■ **YOUR INSTRUCTIONS**
Rewrite the material below with "containers" swapped for "bottles" and everything else unchanged, leaving out the pictures.

╔══

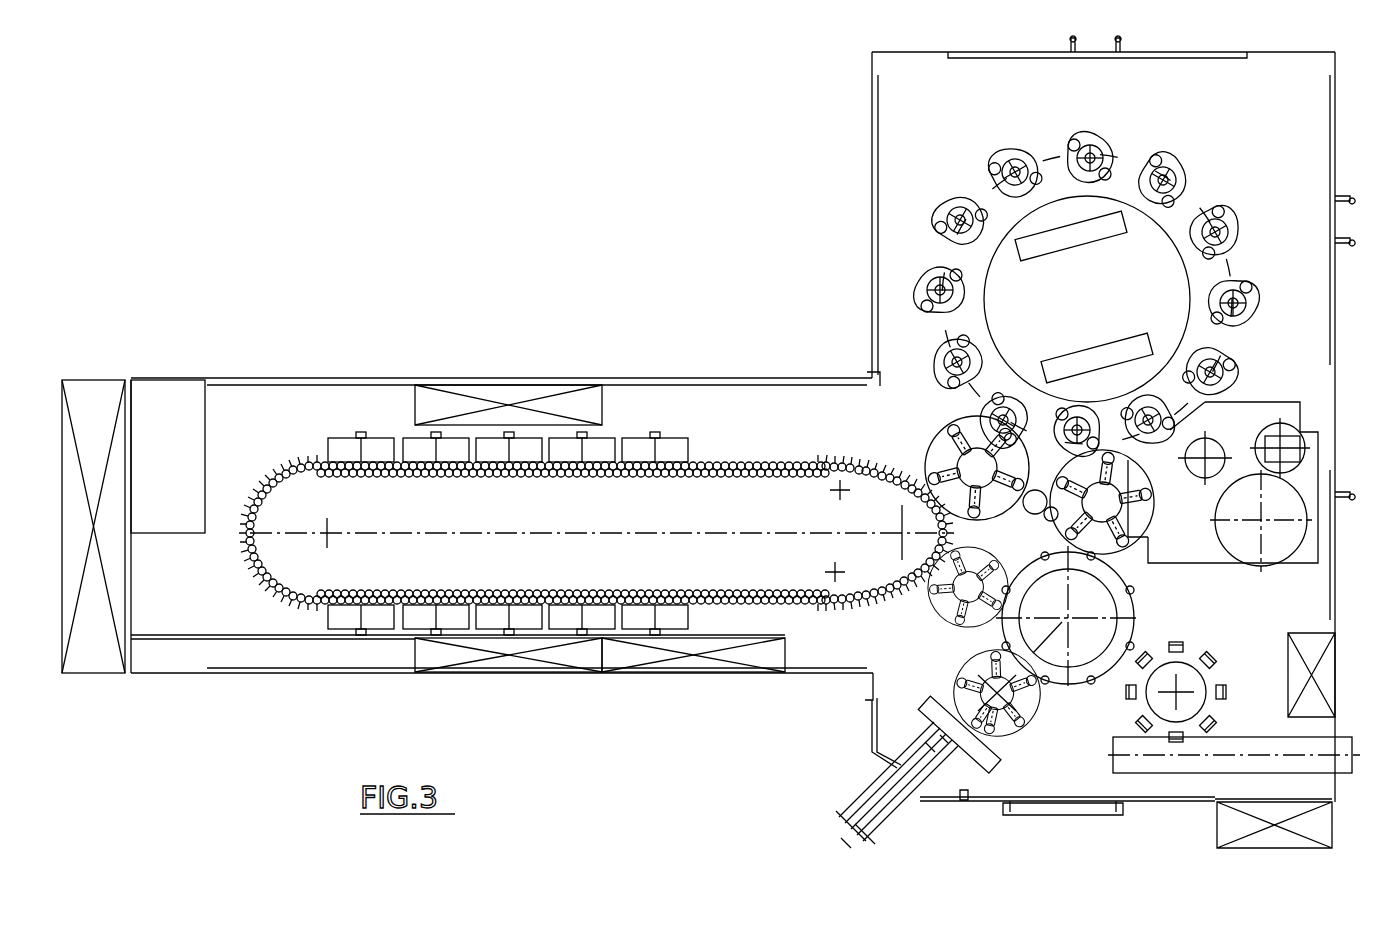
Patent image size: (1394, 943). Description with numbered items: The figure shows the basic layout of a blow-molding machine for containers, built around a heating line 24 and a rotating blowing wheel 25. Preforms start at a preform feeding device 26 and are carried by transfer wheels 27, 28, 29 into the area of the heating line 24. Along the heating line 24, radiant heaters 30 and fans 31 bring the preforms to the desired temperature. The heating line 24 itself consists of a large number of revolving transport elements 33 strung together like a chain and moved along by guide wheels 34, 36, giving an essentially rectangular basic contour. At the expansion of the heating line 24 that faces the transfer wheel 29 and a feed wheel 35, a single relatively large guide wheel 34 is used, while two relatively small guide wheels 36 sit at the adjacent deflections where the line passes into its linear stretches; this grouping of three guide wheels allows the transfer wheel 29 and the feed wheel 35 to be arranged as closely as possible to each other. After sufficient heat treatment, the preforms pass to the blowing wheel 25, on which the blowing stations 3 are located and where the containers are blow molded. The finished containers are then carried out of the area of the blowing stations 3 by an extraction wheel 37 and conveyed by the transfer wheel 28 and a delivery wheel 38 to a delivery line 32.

The blowing station 3 is at (945, 283).
The heating line 24 is at (643, 413).
The blowing wheel 25 is at (1017, 223).
The preform feeding device 26 is at (900, 785).
The transfer wheel 27 is at (1010, 738).
The transfer wheel 28 is at (1068, 648).
The transfer wheel 29 is at (938, 625).
The radiant heater 30 is at (380, 442).
The fan 31 is at (502, 392).
The delivery line 32 is at (1340, 765).
The transport element 33 is at (292, 597).
The guide wheel 34 is at (330, 535).
The feed wheel 35 is at (957, 417).
The guide wheel 36 is at (845, 488).
The extraction wheel 37 is at (1157, 522).
The delivery wheel 38 is at (1187, 705).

╚══

■ **RIGHT ANSWER**
Patent image size: (1394, 943). Description with numbered items: The figure shows the basic layout of a blow-molding machine for bottles, built around a heating line 24 and a rotating blowing wheel 25. Preforms start at a preform feeding device 26 and are carried by transfer wheels 27, 28, 29 into the area of the heating line 24. Along the heating line 24, radiant heaters 30 and fans 31 bring the preforms to the desired temperature. The heating line 24 itself consists of a large number of revolving transport elements 33 strung together like a chain and moved along by guide wheels 34, 36, giving an essentially rectangular basic contour. At the expansion of the heating line 24 that faces the transfer wheel 29 and a feed wheel 35, a single relatively large guide wheel 34 is used, while two relatively small guide wheels 36 sit at the adjacent deflections where the line passes into its linear stretches; this grouping of three guide wheels allows the transfer wheel 29 and the feed wheel 35 to be arranged as closely as possible to each other. After sufficient heat treatment, the preforms pass to the blowing wheel 25, on which the blowing stations 3 are located and where the bottles are blow molded. The finished bottles are then carried out of the area of the blowing stations 3 by an extraction wheel 37 and conveyed by the transfer wheel 28 and a delivery wheel 38 to a delivery line 32.

The blowing station 3 is at (945, 283).
The heating line 24 is at (643, 413).
The blowing wheel 25 is at (1017, 223).
The preform feeding device 26 is at (900, 785).
The transfer wheel 27 is at (1010, 738).
The transfer wheel 28 is at (1068, 648).
The transfer wheel 29 is at (938, 625).
The radiant heater 30 is at (380, 442).
The fan 31 is at (502, 392).
The delivery line 32 is at (1340, 765).
The transport element 33 is at (292, 597).
The guide wheel 34 is at (330, 535).
The feed wheel 35 is at (957, 417).
The guide wheel 36 is at (845, 488).
The extraction wheel 37 is at (1157, 522).
The delivery wheel 38 is at (1187, 705).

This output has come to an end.